• WORK TO BE COMPLETED:
Work through the data below line by line and say how many lines hold "structured"; give only the number.

START

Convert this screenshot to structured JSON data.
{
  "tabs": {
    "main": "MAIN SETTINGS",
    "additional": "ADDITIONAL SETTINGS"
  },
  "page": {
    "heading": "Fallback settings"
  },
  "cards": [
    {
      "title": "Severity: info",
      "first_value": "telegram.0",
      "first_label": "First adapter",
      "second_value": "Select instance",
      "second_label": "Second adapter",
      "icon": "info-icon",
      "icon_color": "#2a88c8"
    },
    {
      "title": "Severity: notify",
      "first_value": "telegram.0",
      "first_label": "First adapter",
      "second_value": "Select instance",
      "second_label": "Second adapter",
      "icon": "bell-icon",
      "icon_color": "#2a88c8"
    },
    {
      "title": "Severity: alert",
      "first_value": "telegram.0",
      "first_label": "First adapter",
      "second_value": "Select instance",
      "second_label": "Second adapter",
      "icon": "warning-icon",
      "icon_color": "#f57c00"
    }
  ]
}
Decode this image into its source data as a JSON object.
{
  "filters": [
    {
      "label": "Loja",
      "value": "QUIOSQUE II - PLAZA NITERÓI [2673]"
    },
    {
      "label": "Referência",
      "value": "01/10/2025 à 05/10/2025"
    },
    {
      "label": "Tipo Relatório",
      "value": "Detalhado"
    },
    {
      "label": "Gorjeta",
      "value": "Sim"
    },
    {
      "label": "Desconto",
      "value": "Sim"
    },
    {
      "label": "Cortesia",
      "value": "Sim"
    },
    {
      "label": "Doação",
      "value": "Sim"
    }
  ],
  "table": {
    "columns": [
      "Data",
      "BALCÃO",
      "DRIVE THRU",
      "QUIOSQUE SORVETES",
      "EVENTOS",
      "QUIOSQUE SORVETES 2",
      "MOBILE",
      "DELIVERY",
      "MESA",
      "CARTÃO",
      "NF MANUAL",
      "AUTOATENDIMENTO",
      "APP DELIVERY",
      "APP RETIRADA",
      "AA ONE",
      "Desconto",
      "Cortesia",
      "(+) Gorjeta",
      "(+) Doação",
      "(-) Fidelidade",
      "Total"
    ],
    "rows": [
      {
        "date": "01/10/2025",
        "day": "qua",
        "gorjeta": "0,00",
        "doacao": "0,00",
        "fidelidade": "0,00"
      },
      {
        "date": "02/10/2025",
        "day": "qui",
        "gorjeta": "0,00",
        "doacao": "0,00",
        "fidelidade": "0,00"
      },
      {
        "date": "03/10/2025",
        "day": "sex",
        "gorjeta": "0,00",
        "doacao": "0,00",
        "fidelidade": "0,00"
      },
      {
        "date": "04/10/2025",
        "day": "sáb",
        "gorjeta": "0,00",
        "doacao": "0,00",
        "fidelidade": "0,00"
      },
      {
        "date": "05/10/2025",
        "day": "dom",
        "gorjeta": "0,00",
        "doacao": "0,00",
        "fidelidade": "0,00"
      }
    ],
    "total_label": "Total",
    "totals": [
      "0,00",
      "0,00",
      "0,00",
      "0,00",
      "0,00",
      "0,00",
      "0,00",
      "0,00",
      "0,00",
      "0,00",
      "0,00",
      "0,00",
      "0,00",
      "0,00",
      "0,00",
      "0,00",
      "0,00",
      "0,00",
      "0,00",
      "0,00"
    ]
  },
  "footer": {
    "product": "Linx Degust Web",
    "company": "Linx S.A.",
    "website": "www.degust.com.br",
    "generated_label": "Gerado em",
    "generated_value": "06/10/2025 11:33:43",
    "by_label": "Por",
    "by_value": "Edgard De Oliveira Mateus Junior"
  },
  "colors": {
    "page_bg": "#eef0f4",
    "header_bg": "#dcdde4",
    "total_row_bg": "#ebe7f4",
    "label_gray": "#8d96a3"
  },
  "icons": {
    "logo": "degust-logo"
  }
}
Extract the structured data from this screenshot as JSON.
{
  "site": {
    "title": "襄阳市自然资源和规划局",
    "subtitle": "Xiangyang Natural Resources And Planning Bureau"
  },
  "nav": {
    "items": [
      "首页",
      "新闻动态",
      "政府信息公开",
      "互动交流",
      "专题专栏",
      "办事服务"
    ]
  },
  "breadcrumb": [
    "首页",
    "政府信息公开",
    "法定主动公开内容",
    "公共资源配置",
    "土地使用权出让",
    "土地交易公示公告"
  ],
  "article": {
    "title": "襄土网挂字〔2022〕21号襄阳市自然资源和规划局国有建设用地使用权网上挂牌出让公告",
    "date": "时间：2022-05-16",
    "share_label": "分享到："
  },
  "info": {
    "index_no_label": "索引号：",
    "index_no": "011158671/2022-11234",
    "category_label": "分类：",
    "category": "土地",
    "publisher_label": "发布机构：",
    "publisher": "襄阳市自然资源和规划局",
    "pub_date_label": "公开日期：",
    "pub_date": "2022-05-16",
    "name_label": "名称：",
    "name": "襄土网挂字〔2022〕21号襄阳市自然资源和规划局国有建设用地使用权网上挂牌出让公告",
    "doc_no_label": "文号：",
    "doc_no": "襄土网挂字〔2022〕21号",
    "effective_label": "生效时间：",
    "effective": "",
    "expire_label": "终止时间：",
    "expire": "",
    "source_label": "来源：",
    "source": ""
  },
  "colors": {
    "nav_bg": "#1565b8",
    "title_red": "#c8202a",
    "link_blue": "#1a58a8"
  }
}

END

• THE OUTPUT:
2